**Exercise:** Print each record that follows exactly, leaving the pictures behind.

**Information:**

________________

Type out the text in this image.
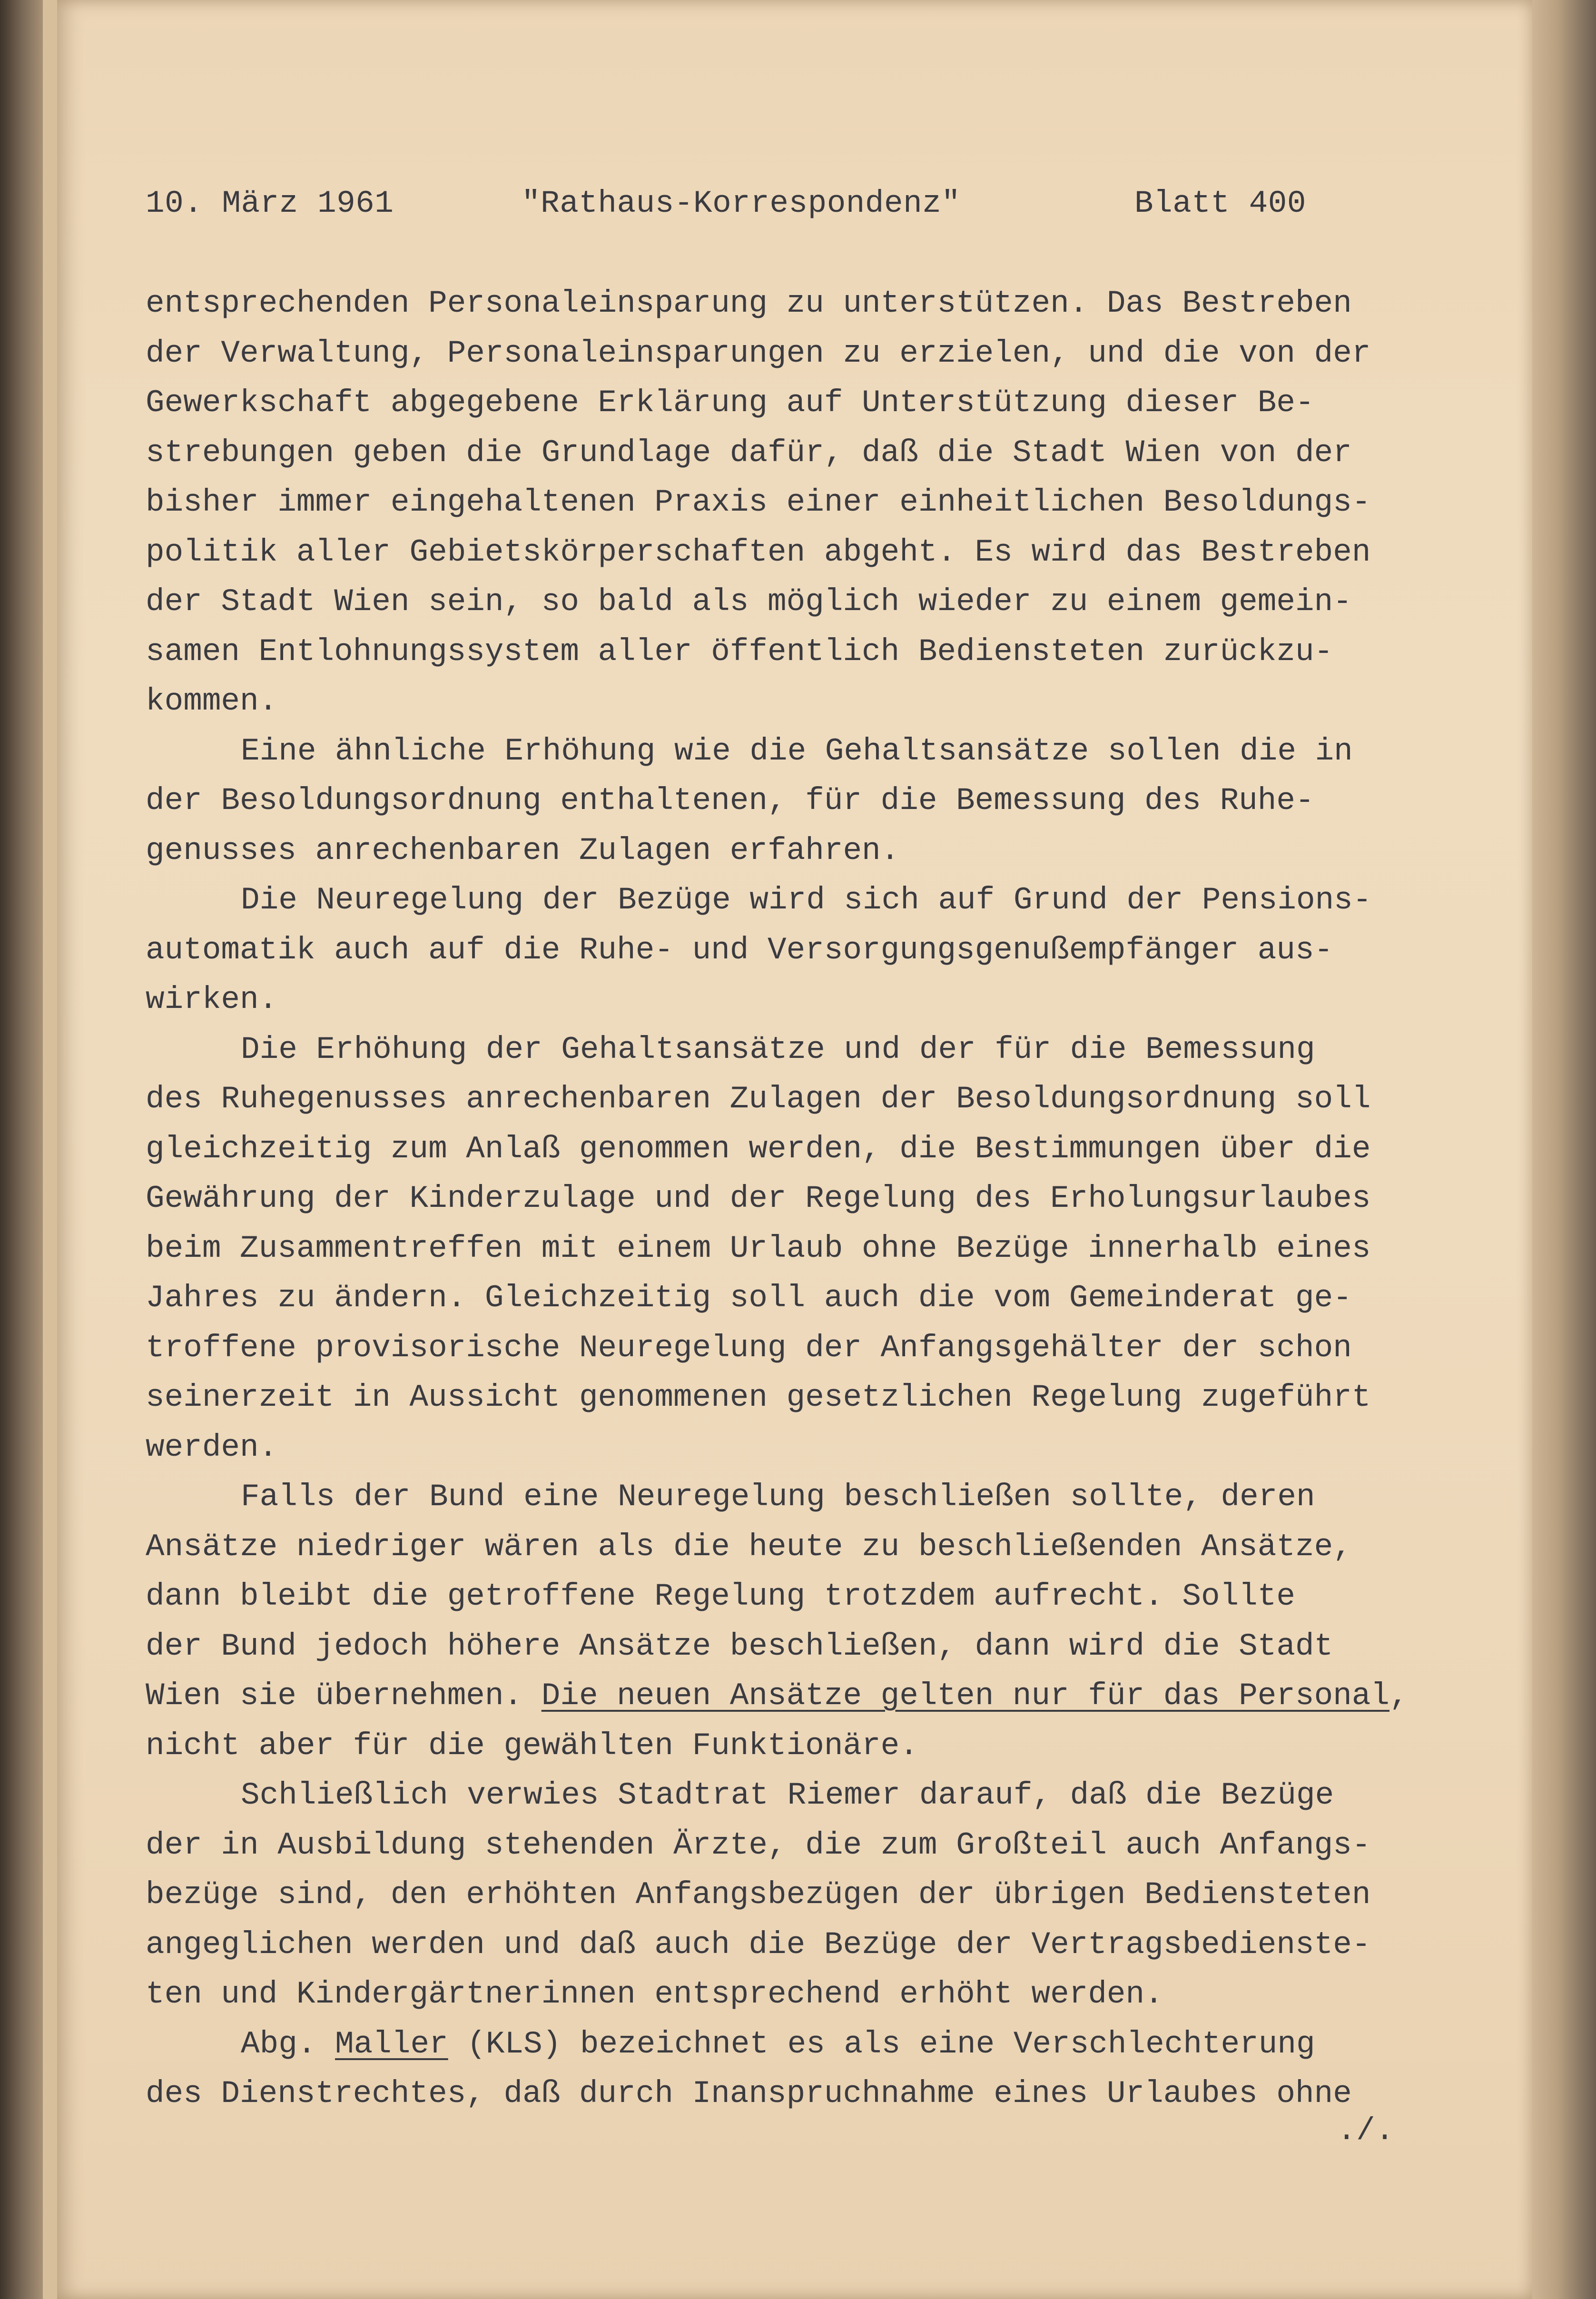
10. März 1961	"Rathaus-Korrespondenz"	Blatt 400
entsprechenden Personaleinsparung zu unterstützen. Das Bestreben
der Verwaltung, Personaleinsparungen zu erzielen, und die von der
Gewerkschaft abgegebene Erklärung auf Unterstützung dieser Be-
strebungen geben die Grundlage dafür, daß die Stadt Wien von der
bisher immer eingehaltenen Praxis einer einheitlichen Besoldungs-
politik aller Gebietskörperschaften abgeht. Es wird das Bestreben
der Stadt Wien sein, so bald als möglich wieder zu einem gemein-
samen Entlohnungssystem aller öffentlich Bediensteten zurückzu-
kommen.
Eine ähnliche Erhöhung wie die Gehaltsansätze sollen die in
der Besoldungsordnung enthaltenen, für die Bemessung des Ruhe-
genusses anrechenbaren Zulagen erfahren.
Die Neuregelung der Bezüge wird sich auf Grund der Pensions-
automatik auch auf die Ruhe- und Versorgungsgenußempfänger aus-
wirken.
Die Erhöhung der Gehaltsansätze und der für die Bemessung
des Ruhegenusses anrechenbaren Zulagen der Besoldungsordnung soll
gleichzeitig zum Anlaß genommen werden, die Bestimmungen über die
Gewährung der Kinderzulage und der Regelung des Erholungsurlaubes
beim Zusammentreffen mit einem Urlaub ohne Bezüge innerhalb eines
Jahres zu ändern. Gleichzeitig soll auch die vom Gemeinderat ge-
troffene provisorische Neuregelung der Anfangsgehälter der schon
seinerzeit in Aussicht genommenen gesetzlichen Regelung zugeführt
werden.
Falls der Bund eine Neuregelung beschließen sollte, deren
Ansätze niedriger wären als die heute zu beschließenden Ansätze,
dann bleibt die getroffene Regelung trotzdem aufrecht. Sollte
der Bund jedoch höhere Ansätze beschließen, dann wird die Stadt
Wien sie übernehmen. Die neuen Ansätze gelten nur für das Personal,
nicht aber für die gewählten Funktionäre.
Schließlich verwies Stadtrat Riemer darauf, daß die Bezüge
der in Ausbildung stehenden Ärzte, die zum Großteil auch Anfangs-
bezüge sind, den erhöhten Anfangsbezügen der übrigen Bediensteten
angeglichen werden und daß auch die Bezüge der Vertragsbedienste-
ten und Kindergärtnerinnen entsprechend erhöht werden.
Abg. Maller (KLS) bezeichnet es als eine Verschlechterung
des Dienstrechtes, daß durch Inanspruchnahme eines Urlaubes ohne
./.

________________

**Result for this task:**
Type out the text in this image.
10. März 1961	"Rathaus-Korrespondenz"	Blatt 400
entsprechenden Personaleinsparung zu unterstützen. Das Bestreben
der Verwaltung, Personaleinsparungen zu erzielen, und die von der
Gewerkschaft abgegebene Erklärung auf Unterstützung dieser Be-
strebungen geben die Grundlage dafür, daß die Stadt Wien von der
bisher immer eingehaltenen Praxis einer einheitlichen Besoldungs-
politik aller Gebietskörperschaften abgeht. Es wird das Bestreben
der Stadt Wien sein, so bald als möglich wieder zu einem gemein-
samen Entlohnungssystem aller öffentlich Bediensteten zurückzu-
kommen.
Eine ähnliche Erhöhung wie die Gehaltsansätze sollen die in
der Besoldungsordnung enthaltenen, für die Bemessung des Ruhe-
genusses anrechenbaren Zulagen erfahren.
Die Neuregelung der Bezüge wird sich auf Grund der Pensions-
automatik auch auf die Ruhe- und Versorgungsgenußempfänger aus-
wirken.
Die Erhöhung der Gehaltsansätze und der für die Bemessung
des Ruhegenusses anrechenbaren Zulagen der Besoldungsordnung soll
gleichzeitig zum Anlaß genommen werden, die Bestimmungen über die
Gewährung der Kinderzulage und der Regelung des Erholungsurlaubes
beim Zusammentreffen mit einem Urlaub ohne Bezüge innerhalb eines
Jahres zu ändern. Gleichzeitig soll auch die vom Gemeinderat ge-
troffene provisorische Neuregelung der Anfangsgehälter der schon
seinerzeit in Aussicht genommenen gesetzlichen Regelung zugeführt
werden.
Falls der Bund eine Neuregelung beschließen sollte, deren
Ansätze niedriger wären als die heute zu beschließenden Ansätze,
dann bleibt die getroffene Regelung trotzdem aufrecht. Sollte
der Bund jedoch höhere Ansätze beschließen, dann wird die Stadt
Wien sie übernehmen. Die neuen Ansätze gelten nur für das Personal,
nicht aber für die gewählten Funktionäre.
Schließlich verwies Stadtrat Riemer darauf, daß die Bezüge
der in Ausbildung stehenden Ärzte, die zum Großteil auch Anfangs-
bezüge sind, den erhöhten Anfangsbezügen der übrigen Bediensteten
angeglichen werden und daß auch die Bezüge der Vertragsbedienste-
ten und Kindergärtnerinnen entsprechend erhöht werden.
Abg. Maller (KLS) bezeichnet es als eine Verschlechterung
des Dienstrechtes, daß durch Inanspruchnahme eines Urlaubes ohne
./.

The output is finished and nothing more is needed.